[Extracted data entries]

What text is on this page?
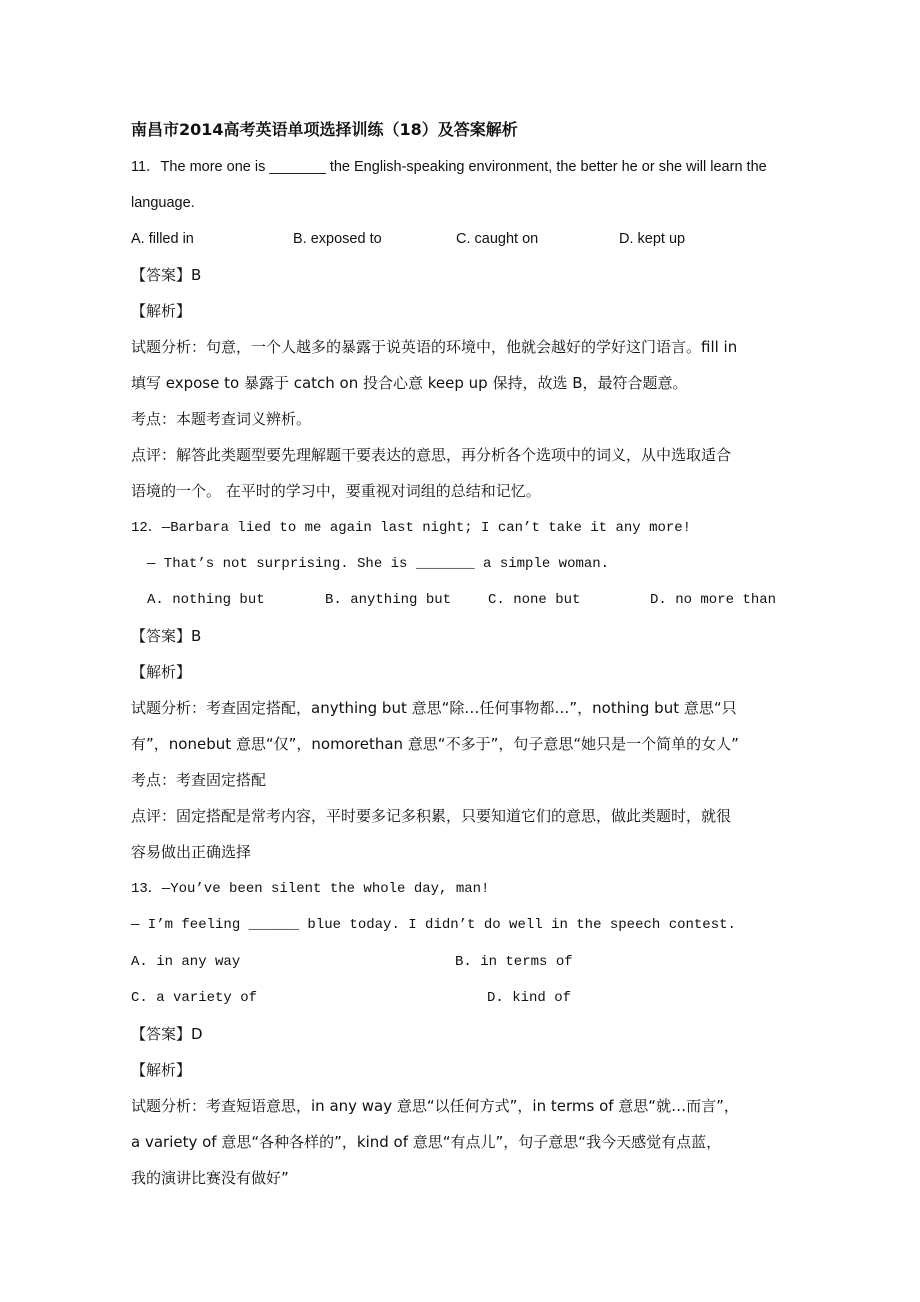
南昌市2014高考英语单项选择训练（18）及答案解析
11．The more one is _______ the English-speaking environment, the better he or she will learn the
language.
A. filled in	B. exposed to	C. caught on	D. kept up
【答案】B
【解析】
试题分析：句意，一个人越多的暴露于说英语的环境中，他就会越好的学好这门语言。fill in
填写 expose to 暴露于 catch on 投合心意 keep up 保持，故选 B，最符合题意。
考点：本题考查词义辨析。
点评：解答此类题型要先理解题干要表达的意思，再分析各个选项中的词义，从中选取适合
语境的一个。 在平时的学习中，要重视对词组的总结和记忆。
12．—Barbara lied to me again last night; I can’t take it any more!
— That’s not surprising. She is _______ a simple woman.
A. nothing but	B. anything but	C. none but	D. no more than
【答案】B
【解析】
试题分析：考查固定搭配，anything but 意思“除…任何事物都…”，nothing but 意思“只
有”，nonebut 意思“仅”，nomorethan 意思“不多于”，句子意思“她只是一个简单的女人”
考点：考查固定搭配
点评：固定搭配是常考内容，平时要多记多积累，只要知道它们的意思，做此类题时，就很
容易做出正确选择
13．—You’ve been silent the whole day, man!
— I’m feeling ______ blue today. I didn’t do well in the speech contest.
A. in any way	B. in terms of
C. a variety of	D. kind of
【答案】D
【解析】
试题分析：考查短语意思，in any way 意思“以任何方式”，in terms of 意思“就…而言”，
a variety of 意思“各种各样的”，kind of 意思“有点儿”，句子意思“我今天感觉有点蓝，
我的演讲比赛没有做好”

▶ _TASK DETAILS_: Report the number of lines that include the string "考查固定搭配"; return nothing but the count.

▶ _ANSWER IN FULL_: 2